— start of Data for the task —

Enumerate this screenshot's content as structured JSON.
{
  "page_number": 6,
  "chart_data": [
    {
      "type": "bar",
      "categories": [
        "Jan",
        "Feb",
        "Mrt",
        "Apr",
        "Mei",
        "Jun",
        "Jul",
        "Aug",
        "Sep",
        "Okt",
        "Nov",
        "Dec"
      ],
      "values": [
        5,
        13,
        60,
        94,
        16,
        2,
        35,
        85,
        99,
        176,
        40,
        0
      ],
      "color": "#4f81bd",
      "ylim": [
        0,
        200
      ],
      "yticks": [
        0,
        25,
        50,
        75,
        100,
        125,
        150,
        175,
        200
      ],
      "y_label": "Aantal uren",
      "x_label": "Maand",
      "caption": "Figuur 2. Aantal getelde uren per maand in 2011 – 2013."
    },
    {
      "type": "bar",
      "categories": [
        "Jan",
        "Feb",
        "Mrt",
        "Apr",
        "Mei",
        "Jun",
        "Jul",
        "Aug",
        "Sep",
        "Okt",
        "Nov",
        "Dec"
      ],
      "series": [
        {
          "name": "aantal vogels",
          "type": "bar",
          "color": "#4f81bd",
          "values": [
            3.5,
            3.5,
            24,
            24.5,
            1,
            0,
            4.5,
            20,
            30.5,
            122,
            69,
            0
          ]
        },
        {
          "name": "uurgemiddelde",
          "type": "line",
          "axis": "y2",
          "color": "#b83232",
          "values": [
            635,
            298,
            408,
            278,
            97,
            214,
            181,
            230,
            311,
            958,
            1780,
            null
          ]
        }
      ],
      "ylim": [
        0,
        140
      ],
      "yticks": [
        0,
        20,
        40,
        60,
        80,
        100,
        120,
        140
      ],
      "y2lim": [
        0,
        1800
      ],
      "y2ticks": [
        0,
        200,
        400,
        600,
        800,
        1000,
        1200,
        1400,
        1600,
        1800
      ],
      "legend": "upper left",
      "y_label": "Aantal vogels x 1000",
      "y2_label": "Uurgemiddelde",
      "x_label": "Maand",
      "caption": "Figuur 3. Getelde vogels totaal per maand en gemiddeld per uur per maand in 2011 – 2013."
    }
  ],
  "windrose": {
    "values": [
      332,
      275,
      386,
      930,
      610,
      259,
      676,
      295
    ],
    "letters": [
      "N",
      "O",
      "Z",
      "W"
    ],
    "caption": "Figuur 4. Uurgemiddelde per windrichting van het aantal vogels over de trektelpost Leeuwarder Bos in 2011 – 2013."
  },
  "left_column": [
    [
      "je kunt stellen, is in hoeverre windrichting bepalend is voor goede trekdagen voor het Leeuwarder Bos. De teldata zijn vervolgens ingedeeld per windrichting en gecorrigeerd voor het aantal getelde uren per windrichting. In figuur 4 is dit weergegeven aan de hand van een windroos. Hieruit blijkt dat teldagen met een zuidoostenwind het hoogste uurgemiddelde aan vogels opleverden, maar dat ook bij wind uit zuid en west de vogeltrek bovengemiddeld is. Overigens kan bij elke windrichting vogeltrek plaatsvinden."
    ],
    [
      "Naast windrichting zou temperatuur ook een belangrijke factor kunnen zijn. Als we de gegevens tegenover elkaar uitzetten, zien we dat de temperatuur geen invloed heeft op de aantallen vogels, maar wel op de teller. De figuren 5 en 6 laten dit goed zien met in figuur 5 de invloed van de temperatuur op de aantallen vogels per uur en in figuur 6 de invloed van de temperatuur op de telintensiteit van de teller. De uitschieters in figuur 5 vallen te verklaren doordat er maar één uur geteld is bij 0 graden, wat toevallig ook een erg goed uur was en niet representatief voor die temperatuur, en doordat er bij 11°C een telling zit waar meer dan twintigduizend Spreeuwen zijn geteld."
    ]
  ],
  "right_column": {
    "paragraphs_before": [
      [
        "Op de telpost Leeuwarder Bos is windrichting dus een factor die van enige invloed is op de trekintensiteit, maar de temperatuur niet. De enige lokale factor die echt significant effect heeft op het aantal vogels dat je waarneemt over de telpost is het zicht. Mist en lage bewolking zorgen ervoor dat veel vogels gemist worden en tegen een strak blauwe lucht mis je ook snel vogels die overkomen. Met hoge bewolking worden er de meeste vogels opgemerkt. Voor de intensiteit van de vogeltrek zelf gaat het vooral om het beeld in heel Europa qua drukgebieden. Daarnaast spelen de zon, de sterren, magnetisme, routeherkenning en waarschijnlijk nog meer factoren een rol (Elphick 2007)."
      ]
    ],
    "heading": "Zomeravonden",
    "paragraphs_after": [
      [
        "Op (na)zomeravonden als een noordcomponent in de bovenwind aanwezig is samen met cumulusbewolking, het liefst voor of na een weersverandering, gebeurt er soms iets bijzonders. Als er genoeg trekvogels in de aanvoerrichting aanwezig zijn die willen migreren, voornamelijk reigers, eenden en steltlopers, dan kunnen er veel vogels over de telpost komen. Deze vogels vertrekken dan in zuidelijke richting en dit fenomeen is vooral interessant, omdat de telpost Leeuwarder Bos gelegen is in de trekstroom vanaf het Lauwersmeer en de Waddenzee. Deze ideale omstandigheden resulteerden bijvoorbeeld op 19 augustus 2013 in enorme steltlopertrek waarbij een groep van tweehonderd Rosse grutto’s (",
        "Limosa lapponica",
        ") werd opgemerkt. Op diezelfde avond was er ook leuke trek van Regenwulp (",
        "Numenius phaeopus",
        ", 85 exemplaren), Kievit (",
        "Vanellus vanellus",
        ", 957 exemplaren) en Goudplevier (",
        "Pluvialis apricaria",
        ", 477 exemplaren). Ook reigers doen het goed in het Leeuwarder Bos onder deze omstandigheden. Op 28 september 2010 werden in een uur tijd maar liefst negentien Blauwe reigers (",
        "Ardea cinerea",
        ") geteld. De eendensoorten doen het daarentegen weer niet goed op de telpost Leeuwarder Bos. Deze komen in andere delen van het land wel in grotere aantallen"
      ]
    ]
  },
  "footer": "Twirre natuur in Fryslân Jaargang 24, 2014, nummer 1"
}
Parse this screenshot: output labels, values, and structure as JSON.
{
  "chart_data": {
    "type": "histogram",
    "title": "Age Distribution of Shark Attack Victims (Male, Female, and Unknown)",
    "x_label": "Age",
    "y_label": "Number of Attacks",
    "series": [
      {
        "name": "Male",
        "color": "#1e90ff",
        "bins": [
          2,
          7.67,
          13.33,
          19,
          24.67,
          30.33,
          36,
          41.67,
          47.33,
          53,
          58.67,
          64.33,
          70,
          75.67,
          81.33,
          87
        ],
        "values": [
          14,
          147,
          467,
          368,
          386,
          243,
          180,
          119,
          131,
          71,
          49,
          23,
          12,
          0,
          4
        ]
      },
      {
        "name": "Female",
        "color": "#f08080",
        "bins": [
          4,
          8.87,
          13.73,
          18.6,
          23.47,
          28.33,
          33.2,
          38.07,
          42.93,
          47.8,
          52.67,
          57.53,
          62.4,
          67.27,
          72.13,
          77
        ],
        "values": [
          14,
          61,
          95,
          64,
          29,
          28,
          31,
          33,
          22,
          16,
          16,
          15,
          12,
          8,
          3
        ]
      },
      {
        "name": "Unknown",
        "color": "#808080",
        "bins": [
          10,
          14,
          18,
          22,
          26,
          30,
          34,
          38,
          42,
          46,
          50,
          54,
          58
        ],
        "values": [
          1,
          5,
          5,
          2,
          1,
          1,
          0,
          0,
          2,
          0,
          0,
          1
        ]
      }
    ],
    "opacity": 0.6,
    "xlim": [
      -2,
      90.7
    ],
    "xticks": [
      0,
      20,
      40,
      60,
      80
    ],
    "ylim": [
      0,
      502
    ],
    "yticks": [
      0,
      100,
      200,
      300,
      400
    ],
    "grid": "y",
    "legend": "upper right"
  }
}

— end of Data for the task —

Return only those lines of the records that contain the string "screenshot".

> _Output of the task_:
Enumerate this screenshot's content as structured JSON.
Parse this screenshot: output labels, values, and structure as JSON.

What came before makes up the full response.